Data rows start
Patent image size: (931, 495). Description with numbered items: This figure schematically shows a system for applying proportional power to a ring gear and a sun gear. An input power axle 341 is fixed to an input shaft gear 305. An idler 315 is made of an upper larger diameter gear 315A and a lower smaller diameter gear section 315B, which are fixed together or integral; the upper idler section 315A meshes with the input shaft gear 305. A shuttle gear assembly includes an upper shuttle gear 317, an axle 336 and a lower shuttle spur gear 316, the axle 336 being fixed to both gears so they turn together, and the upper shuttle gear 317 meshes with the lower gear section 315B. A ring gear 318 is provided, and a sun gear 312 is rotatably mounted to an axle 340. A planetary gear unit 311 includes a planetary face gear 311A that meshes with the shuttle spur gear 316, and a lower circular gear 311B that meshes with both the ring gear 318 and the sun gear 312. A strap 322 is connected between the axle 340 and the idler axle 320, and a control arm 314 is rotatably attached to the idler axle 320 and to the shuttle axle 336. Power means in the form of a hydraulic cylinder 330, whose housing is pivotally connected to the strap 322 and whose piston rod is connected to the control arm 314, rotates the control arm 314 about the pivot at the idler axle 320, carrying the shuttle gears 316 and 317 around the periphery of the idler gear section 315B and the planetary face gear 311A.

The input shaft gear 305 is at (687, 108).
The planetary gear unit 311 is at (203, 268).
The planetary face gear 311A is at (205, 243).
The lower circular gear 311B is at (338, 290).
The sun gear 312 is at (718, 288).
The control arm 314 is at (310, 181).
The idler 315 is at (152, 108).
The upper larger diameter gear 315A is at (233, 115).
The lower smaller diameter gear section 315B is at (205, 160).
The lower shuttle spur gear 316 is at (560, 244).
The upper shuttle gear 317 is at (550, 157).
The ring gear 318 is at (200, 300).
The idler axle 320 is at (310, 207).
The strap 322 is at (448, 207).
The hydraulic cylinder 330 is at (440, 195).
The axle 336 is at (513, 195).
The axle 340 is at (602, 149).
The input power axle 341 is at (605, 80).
Data rows end
● The problem: Give the listing again from its start up to and including the line with "The control arm 314 is at (310, 181).", swapping "schematically" for "diagrammatically" and leaving everything else unchanged.

● Answer to this exercise:
Patent image size: (931, 495). Description with numbered items: This figure diagrammatically shows a system for applying proportional power to a ring gear and a sun gear. An input power axle 341 is fixed to an input shaft gear 305. An idler 315 is made of an upper larger diameter gear 315A and a lower smaller diameter gear section 315B, which are fixed together or integral; the upper idler section 315A meshes with the input shaft gear 305. A shuttle gear assembly includes an upper shuttle gear 317, an axle 336 and a lower shuttle spur gear 316, the axle 336 being fixed to both gears so they turn together, and the upper shuttle gear 317 meshes with the lower gear section 315B. A ring gear 318 is provided, and a sun gear 312 is rotatably mounted to an axle 340. A planetary gear unit 311 includes a planetary face gear 311A that meshes with the shuttle spur gear 316, and a lower circular gear 311B that meshes with both the ring gear 318 and the sun gear 312. A strap 322 is connected between the axle 340 and the idler axle 320, and a control arm 314 is rotatably attached to the idler axle 320 and to the shuttle axle 336. Power means in the form of a hydraulic cylinder 330, whose housing is pivotally connected to the strap 322 and whose piston rod is connected to the control arm 314, rotates the control arm 314 about the pivot at the idler axle 320, carrying the shuttle gears 316 and 317 around the periphery of the idler gear section 315B and the planetary face gear 311A.

The input shaft gear 305 is at (687, 108).
The planetary gear unit 311 is at (203, 268).
The planetary face gear 311A is at (205, 243).
The lower circular gear 311B is at (338, 290).
The sun gear 312 is at (718, 288).
The control arm 314 is at (310, 181).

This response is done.